WHAT NEEDS TO BE DONE. Repeat every one of the following lines verbatim, without changing any characters.

DATA FOR THIS EXERCISE.
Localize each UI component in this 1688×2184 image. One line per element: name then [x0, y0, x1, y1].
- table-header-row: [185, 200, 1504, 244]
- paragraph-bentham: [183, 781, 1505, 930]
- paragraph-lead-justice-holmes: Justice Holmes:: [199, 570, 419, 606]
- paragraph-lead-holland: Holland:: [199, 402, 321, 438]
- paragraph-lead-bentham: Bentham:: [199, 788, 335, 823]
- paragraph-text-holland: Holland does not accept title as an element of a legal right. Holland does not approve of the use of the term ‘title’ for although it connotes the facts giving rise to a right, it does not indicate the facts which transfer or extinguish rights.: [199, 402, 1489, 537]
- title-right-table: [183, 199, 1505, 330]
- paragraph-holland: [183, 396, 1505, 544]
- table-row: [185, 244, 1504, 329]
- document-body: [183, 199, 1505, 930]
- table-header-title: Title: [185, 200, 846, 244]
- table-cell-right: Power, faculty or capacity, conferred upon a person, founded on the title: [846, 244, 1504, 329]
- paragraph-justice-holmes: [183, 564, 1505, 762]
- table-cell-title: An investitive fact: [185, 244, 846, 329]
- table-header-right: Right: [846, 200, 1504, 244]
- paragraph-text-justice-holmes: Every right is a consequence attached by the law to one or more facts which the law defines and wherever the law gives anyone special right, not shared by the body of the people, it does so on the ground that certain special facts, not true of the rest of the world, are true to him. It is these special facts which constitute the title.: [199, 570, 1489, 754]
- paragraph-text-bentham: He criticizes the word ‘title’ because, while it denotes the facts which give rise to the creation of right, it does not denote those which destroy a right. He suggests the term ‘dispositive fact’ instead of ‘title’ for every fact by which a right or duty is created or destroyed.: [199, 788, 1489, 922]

ANSWER TO THIS TASK.
Localize each UI component in this 1688×2184 image. One line per element: name then [x0, y0, x1, y1].
- table-header-row: [185, 200, 1504, 244]
- paragraph-bentham: [183, 781, 1505, 930]
- paragraph-lead-justice-holmes: Justice Holmes:: [199, 570, 419, 606]
- paragraph-lead-holland: Holland:: [199, 402, 321, 438]
- paragraph-lead-bentham: Bentham:: [199, 788, 335, 823]
- paragraph-text-holland: Holland does not accept title as an element of a legal right. Holland does not approve of the use of the term ‘title’ for although it connotes the facts giving rise to a right, it does not indicate the facts which transfer or extinguish rights.: [199, 402, 1489, 537]
- title-right-table: [183, 199, 1505, 330]
- paragraph-holland: [183, 396, 1505, 544]
- table-row: [185, 244, 1504, 329]
- document-body: [183, 199, 1505, 930]
- table-header-title: Title: [185, 200, 846, 244]
- table-cell-right: Power, faculty or capacity, conferred upon a person, founded on the title: [846, 244, 1504, 329]
- paragraph-justice-holmes: [183, 564, 1505, 762]
- table-cell-title: An investitive fact: [185, 244, 846, 329]
- table-header-right: Right: [846, 200, 1504, 244]
- paragraph-text-justice-holmes: Every right is a consequence attached by the law to one or more facts which the law defines and wherever the law gives anyone special right, not shared by the body of the people, it does so on the ground that certain special facts, not true of the rest of the world, are true to him. It is these special facts which constitute the title.: [199, 570, 1489, 754]
- paragraph-text-bentham: He criticizes the word ‘title’ because, while it denotes the facts which give rise to the creation of right, it does not denote those which destroy a right. He suggests the term ‘dispositive fact’ instead of ‘title’ for every fact by which a right or duty is created or destroyed.: [199, 788, 1489, 922]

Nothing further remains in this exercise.